- _Exercise prompt_
Where a line contains the string "同等学力生", copy that line.

- _Supplied entries_
_ _ _ _

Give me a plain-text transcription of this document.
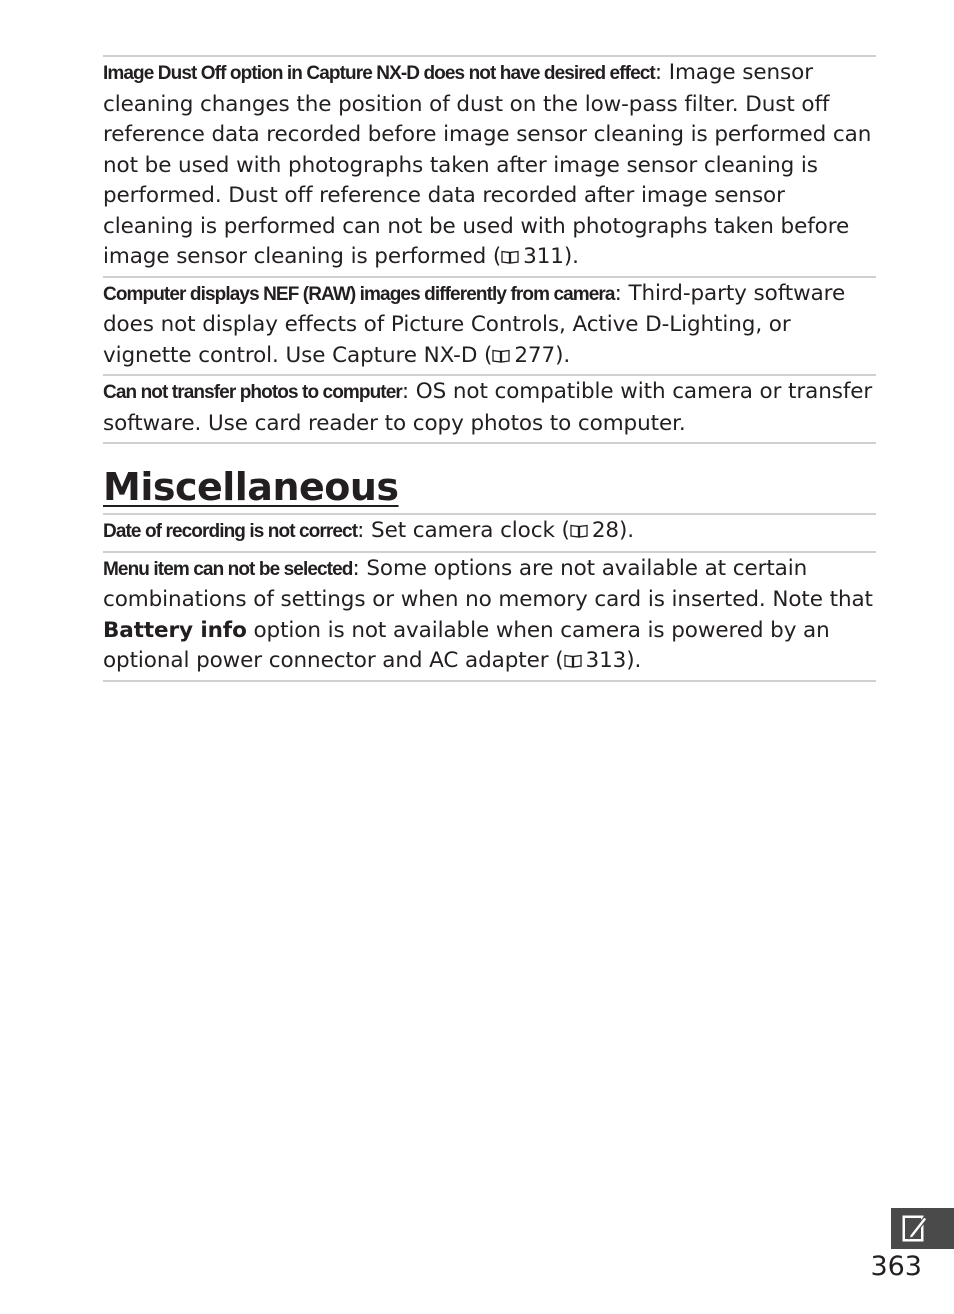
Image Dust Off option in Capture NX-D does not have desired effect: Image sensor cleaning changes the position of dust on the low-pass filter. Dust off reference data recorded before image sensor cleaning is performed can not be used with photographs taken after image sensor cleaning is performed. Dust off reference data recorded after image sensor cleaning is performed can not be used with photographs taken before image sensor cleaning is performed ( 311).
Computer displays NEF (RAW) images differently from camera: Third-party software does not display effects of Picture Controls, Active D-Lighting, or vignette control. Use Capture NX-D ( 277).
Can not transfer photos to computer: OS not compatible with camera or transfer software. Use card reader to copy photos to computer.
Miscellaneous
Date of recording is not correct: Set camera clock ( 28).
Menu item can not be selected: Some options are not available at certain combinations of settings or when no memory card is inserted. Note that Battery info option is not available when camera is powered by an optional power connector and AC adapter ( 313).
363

_ _ _ _

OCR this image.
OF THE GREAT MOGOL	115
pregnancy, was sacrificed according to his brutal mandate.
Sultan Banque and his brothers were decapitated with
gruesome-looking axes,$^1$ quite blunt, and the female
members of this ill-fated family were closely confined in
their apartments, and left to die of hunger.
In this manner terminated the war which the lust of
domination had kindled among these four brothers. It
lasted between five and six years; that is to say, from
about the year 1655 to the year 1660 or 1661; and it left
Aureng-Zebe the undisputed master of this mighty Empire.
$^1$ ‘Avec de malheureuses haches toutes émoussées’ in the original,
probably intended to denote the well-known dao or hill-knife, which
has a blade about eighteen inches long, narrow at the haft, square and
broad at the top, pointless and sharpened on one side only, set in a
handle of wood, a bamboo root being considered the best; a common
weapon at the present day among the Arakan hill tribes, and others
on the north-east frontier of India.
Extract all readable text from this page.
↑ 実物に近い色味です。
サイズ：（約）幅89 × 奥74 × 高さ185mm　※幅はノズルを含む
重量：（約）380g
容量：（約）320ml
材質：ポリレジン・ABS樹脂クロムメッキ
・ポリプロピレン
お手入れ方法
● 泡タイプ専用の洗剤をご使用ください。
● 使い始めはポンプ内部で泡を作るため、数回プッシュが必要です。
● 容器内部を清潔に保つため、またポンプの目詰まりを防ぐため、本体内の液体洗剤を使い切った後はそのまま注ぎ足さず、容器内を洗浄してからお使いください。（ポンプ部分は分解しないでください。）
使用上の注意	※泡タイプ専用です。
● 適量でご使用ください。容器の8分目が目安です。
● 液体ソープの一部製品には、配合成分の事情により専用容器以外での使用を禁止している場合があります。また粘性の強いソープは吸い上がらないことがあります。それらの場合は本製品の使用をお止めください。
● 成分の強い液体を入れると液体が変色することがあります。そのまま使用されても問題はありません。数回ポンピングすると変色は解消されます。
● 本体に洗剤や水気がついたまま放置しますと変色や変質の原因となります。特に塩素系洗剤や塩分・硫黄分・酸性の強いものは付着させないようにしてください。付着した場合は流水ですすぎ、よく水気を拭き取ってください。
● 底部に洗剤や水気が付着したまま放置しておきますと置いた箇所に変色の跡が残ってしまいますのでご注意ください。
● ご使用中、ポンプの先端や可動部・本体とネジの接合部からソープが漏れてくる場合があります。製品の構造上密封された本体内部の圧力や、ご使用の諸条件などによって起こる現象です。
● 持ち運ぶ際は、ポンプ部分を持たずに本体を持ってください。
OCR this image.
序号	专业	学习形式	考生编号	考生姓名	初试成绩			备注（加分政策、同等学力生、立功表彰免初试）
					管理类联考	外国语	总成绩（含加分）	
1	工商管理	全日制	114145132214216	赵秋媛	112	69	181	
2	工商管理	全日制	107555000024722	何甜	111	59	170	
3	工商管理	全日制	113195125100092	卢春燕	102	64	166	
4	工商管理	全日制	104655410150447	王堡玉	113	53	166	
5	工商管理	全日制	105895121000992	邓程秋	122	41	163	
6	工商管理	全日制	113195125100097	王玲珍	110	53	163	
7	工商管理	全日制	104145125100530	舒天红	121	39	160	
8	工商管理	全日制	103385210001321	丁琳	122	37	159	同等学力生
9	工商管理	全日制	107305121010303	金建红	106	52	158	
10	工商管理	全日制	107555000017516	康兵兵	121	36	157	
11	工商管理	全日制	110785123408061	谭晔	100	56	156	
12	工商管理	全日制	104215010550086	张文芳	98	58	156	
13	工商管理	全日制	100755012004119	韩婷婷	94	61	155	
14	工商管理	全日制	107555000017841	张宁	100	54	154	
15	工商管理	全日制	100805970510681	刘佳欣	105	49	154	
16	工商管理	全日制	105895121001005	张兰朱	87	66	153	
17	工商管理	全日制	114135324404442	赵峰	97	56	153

_ _ _ _

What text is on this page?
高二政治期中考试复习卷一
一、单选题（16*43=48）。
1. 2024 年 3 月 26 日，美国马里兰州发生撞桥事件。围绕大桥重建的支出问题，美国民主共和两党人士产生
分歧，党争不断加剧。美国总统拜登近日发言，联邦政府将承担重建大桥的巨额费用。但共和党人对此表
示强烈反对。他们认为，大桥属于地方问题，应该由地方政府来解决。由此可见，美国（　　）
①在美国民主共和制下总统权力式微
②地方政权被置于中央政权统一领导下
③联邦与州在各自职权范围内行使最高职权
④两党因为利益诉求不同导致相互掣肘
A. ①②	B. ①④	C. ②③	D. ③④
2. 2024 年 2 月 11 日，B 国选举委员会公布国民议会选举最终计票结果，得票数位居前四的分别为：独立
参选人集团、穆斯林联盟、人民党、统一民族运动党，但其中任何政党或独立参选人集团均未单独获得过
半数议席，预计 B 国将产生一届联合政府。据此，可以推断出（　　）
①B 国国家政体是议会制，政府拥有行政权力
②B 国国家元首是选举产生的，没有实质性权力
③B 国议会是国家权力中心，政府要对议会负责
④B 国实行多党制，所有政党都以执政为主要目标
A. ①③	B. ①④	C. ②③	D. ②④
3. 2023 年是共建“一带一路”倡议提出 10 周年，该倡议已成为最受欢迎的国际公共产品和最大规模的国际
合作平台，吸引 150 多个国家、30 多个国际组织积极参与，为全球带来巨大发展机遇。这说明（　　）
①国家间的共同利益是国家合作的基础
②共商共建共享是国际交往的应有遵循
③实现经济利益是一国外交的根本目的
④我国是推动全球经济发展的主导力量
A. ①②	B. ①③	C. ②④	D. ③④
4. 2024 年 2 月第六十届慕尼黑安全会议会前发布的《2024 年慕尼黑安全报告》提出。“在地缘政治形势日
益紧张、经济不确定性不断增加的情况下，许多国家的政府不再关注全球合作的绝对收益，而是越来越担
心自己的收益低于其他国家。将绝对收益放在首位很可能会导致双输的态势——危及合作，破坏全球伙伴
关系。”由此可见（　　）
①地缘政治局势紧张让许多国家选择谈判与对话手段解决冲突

_ _ _ _

- _Answer for this exercise_
序号	专业	学习形式	考生编号	考生姓名	初试成绩			备注（加分政策、同等学力生、立功表彰免初试）
8	工商管理	全日制	103385210001321	丁琳	122	37	159	同等学力生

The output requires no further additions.